• [Work instruction] Scan the material and copy out each line where the word "joitakin" occurs.

== Material to process ==

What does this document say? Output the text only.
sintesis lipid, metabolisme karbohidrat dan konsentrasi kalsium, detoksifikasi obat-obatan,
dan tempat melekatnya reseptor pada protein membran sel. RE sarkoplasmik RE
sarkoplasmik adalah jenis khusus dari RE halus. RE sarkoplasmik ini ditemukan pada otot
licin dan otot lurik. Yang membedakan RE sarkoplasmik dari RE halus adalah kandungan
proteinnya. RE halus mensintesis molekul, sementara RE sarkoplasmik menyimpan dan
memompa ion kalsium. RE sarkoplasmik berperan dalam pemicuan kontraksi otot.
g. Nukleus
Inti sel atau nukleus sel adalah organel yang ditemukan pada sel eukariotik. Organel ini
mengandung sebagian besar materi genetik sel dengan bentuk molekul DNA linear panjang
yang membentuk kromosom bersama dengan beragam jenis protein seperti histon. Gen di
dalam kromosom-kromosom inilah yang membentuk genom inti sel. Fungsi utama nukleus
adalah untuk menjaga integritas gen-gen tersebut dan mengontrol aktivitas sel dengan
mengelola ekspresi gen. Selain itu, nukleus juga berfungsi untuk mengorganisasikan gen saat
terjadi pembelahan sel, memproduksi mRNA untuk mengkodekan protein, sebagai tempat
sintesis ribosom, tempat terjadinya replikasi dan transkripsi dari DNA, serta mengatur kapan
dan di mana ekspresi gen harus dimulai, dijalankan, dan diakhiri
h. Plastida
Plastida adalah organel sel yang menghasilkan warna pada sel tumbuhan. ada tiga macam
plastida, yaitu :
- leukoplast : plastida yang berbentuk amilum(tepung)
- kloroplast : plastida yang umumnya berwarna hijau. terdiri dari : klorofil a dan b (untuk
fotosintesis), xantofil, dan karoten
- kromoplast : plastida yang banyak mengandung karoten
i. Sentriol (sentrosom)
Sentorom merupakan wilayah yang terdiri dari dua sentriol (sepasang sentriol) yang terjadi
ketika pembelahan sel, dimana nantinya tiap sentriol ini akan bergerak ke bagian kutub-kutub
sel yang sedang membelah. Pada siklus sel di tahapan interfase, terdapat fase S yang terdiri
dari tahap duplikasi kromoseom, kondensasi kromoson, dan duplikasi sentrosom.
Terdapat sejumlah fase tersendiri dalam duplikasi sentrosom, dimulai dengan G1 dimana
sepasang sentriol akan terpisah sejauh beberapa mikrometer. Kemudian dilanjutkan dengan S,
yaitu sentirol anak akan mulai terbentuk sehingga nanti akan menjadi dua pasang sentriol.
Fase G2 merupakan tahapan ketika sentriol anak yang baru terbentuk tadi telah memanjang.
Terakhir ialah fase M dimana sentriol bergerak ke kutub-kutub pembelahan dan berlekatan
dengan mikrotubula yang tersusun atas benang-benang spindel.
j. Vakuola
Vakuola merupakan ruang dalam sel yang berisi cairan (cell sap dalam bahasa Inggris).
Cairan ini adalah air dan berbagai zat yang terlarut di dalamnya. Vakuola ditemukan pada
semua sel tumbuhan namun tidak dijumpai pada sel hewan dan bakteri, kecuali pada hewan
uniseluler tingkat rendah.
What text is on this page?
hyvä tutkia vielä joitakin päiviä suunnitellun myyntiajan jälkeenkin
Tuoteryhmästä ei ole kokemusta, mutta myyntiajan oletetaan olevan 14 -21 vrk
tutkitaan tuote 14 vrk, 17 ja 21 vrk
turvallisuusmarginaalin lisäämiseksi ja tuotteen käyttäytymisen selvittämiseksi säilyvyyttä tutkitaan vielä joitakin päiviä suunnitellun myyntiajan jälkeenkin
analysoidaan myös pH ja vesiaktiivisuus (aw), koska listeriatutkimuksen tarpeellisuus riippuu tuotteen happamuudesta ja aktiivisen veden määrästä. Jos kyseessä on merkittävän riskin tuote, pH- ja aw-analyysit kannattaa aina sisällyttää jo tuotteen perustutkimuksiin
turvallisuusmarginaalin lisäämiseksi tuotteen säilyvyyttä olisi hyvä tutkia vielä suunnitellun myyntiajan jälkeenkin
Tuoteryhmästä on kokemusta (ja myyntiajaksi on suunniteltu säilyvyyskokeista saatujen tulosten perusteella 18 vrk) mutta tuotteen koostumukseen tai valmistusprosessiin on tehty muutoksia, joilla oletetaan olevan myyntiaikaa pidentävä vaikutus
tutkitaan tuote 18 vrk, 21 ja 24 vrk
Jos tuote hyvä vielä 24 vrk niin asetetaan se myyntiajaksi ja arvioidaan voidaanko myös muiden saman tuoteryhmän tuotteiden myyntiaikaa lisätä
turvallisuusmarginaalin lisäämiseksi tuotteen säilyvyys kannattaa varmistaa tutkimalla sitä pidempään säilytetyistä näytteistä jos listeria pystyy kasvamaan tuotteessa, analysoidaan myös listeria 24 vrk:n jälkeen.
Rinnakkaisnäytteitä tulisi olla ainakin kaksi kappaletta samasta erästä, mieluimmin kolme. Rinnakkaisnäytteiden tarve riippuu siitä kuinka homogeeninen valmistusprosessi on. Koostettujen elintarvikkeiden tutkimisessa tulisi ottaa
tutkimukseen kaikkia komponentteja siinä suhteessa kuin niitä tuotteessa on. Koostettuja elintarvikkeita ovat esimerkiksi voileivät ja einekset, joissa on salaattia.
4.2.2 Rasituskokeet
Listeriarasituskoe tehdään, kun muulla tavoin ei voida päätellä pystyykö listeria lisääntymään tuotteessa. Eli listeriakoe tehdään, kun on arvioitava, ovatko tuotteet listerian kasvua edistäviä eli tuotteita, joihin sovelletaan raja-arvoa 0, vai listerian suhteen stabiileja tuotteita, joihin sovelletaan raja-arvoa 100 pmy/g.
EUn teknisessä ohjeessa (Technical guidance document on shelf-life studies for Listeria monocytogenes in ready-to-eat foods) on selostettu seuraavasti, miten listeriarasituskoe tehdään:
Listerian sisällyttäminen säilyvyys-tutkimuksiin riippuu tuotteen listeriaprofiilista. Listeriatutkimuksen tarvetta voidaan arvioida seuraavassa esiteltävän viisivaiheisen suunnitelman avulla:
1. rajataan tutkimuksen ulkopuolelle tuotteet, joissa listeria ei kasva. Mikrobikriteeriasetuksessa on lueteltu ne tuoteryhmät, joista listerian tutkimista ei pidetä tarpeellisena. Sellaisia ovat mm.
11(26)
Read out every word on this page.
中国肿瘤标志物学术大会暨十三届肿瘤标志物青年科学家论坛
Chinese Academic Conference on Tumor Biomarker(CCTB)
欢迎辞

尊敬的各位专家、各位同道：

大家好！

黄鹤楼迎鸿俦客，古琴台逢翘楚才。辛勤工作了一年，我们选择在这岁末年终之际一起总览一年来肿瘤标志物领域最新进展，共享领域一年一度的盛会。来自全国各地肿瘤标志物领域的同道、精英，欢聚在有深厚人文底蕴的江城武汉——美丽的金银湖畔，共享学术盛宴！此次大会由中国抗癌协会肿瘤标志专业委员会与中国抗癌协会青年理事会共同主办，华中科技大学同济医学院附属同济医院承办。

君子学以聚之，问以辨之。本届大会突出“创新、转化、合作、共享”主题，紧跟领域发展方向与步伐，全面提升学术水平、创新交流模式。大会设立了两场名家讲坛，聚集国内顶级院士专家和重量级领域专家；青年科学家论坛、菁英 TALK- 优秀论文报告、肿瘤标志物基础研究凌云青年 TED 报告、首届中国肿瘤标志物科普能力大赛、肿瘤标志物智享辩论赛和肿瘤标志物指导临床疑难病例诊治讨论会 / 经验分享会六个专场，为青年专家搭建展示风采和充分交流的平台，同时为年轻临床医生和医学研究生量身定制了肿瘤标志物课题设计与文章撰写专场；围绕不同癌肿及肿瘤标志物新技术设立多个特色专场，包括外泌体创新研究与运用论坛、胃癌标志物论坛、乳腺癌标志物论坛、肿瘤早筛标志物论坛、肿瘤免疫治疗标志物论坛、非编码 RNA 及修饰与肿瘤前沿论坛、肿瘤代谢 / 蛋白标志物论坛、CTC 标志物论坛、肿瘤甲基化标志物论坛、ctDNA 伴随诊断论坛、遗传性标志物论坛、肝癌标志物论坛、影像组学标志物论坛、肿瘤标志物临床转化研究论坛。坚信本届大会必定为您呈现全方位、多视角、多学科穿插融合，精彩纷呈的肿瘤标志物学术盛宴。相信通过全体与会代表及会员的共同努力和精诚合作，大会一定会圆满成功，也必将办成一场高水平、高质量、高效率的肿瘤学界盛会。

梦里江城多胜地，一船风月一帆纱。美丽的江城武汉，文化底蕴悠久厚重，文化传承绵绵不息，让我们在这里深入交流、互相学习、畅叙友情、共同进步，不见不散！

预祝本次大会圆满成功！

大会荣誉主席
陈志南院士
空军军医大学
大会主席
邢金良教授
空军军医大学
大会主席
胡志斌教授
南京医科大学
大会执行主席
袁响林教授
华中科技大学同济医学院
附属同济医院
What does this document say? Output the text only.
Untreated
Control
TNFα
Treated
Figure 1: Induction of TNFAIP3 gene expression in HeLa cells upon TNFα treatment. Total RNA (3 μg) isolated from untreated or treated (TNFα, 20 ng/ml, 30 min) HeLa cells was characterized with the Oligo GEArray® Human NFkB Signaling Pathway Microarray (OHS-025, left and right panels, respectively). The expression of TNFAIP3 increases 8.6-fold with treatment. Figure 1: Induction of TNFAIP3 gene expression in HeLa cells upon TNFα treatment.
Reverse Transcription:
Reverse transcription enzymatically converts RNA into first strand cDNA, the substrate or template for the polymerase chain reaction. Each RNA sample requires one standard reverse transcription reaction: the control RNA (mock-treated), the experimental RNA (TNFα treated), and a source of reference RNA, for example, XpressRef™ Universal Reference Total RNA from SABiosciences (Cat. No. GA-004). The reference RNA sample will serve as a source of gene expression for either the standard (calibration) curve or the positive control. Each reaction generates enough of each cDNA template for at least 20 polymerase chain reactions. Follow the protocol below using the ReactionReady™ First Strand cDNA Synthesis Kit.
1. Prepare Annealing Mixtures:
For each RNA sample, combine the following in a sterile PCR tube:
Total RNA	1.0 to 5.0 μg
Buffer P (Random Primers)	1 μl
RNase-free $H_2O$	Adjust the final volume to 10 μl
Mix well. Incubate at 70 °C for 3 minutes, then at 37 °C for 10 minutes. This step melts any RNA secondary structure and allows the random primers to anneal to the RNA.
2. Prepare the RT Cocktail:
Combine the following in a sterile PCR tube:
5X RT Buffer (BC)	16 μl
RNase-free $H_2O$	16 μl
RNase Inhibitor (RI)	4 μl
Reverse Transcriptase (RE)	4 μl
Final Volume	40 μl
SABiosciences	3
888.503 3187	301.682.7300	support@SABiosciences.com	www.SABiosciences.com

===

• [Result below]
hyvä tutkia vielä joitakin päiviä suunnitellun myyntiajan jälkeenkin
turvallisuusmarginaalin lisäämiseksi ja tuotteen käyttäytymisen selvittämiseksi säilyvyyttä tutkitaan vielä joitakin päiviä suunnitellun myyntiajan jälkeenkin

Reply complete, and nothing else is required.